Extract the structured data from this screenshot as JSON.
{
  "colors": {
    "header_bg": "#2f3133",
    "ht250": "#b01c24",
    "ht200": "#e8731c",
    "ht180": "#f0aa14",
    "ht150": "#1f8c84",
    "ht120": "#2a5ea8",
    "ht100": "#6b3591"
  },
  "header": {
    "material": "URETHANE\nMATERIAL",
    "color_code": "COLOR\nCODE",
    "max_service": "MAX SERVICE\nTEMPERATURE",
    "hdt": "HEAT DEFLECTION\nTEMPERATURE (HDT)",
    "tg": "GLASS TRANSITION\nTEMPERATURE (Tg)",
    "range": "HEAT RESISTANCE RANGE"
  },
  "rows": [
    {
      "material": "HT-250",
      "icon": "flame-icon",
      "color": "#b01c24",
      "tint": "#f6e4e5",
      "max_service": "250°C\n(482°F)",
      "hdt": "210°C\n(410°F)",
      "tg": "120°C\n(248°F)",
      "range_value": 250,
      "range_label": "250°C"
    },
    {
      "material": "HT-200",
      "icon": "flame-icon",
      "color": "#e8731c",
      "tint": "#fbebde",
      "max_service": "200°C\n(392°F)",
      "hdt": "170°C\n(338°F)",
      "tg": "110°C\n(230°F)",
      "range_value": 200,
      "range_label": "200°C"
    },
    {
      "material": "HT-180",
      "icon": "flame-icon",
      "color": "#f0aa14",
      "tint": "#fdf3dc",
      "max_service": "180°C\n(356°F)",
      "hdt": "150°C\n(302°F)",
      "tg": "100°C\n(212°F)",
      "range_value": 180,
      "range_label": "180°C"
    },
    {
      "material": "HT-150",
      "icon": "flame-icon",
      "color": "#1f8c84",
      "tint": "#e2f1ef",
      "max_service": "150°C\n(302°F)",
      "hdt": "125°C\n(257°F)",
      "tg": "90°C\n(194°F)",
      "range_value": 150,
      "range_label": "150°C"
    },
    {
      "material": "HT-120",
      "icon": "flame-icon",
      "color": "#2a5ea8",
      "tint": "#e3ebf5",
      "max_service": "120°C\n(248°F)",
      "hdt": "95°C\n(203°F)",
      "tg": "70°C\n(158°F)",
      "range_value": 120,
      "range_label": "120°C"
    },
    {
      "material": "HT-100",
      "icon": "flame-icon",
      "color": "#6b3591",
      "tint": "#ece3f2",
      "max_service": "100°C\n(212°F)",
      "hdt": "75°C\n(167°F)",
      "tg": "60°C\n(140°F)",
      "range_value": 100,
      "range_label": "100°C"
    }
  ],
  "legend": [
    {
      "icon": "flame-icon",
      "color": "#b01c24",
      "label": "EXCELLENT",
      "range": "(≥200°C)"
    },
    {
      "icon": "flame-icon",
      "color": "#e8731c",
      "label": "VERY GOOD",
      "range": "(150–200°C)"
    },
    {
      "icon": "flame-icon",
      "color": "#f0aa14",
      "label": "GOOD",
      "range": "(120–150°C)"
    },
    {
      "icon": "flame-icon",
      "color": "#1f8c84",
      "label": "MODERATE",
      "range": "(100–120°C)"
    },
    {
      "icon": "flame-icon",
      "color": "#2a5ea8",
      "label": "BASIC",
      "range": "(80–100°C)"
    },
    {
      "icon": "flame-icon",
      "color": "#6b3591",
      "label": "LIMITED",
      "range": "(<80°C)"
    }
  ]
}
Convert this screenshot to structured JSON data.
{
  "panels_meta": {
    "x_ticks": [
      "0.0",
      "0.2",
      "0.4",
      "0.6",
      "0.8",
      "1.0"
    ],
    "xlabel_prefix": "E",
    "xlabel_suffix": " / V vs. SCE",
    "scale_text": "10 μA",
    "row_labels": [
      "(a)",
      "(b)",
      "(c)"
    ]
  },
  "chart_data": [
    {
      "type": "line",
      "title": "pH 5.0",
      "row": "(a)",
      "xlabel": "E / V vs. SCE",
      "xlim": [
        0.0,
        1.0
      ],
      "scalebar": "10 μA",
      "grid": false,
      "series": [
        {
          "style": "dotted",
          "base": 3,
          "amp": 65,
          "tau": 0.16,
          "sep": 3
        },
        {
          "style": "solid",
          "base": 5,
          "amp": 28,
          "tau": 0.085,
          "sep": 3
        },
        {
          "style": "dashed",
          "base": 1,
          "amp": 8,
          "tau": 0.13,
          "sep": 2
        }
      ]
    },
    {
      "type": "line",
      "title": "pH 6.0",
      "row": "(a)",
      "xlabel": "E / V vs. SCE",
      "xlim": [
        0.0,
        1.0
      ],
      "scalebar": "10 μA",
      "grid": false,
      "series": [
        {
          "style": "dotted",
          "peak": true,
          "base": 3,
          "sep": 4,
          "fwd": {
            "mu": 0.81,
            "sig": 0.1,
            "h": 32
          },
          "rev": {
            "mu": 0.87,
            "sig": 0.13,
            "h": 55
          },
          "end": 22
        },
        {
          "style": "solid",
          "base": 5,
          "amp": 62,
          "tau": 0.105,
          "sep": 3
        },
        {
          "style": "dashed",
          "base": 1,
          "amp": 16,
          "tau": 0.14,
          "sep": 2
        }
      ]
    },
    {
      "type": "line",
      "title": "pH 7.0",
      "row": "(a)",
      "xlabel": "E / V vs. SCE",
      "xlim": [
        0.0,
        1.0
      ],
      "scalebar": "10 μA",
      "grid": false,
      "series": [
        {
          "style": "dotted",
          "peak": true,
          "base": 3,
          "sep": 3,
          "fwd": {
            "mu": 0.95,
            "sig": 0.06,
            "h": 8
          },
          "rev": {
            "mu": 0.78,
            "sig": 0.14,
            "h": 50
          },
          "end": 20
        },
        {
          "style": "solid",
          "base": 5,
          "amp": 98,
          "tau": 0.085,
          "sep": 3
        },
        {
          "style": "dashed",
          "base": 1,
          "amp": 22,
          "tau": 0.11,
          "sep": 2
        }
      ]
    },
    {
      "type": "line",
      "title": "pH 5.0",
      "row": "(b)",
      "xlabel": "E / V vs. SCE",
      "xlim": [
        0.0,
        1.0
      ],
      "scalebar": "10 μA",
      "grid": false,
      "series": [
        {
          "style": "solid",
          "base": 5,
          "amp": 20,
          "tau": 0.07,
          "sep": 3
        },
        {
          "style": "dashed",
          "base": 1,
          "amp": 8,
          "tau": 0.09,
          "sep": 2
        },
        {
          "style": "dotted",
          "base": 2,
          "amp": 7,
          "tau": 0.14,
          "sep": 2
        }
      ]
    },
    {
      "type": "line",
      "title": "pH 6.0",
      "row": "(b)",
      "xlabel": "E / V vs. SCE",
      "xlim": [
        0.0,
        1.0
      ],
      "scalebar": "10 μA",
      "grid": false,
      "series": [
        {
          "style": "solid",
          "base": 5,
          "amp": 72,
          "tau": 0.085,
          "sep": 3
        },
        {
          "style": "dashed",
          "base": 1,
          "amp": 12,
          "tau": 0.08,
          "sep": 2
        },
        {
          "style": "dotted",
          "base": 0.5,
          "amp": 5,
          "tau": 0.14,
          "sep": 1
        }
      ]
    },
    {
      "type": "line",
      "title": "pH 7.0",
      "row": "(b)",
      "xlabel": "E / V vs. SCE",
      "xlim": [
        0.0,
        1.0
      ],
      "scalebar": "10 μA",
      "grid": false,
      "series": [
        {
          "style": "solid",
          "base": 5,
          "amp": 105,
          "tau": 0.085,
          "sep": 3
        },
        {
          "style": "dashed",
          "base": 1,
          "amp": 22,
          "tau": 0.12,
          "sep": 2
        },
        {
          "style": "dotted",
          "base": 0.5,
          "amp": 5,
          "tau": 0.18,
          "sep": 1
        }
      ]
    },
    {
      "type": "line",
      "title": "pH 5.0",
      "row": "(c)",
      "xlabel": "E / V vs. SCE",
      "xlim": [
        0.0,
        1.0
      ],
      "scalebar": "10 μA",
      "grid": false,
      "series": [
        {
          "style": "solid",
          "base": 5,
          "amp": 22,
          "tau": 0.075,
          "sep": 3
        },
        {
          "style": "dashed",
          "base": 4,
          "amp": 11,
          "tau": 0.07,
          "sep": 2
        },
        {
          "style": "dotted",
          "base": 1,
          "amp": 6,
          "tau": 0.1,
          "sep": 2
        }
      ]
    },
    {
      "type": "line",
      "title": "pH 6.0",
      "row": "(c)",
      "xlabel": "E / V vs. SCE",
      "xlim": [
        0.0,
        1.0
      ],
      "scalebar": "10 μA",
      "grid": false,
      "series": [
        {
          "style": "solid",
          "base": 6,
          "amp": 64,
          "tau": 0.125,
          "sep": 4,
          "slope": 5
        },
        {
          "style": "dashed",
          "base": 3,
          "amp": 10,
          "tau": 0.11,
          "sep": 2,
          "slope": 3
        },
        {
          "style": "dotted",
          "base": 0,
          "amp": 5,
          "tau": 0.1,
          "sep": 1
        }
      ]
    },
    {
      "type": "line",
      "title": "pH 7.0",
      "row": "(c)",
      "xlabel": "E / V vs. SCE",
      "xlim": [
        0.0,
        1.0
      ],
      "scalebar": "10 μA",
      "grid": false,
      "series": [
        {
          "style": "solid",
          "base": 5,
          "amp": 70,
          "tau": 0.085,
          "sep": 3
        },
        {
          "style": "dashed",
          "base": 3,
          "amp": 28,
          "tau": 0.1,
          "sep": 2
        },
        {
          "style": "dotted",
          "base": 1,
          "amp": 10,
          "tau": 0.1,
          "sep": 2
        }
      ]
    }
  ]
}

**********

**Given instruction**
Count every line in the data where the string "screenshot" occurs. Give nothing except the number.

**Written answer**
2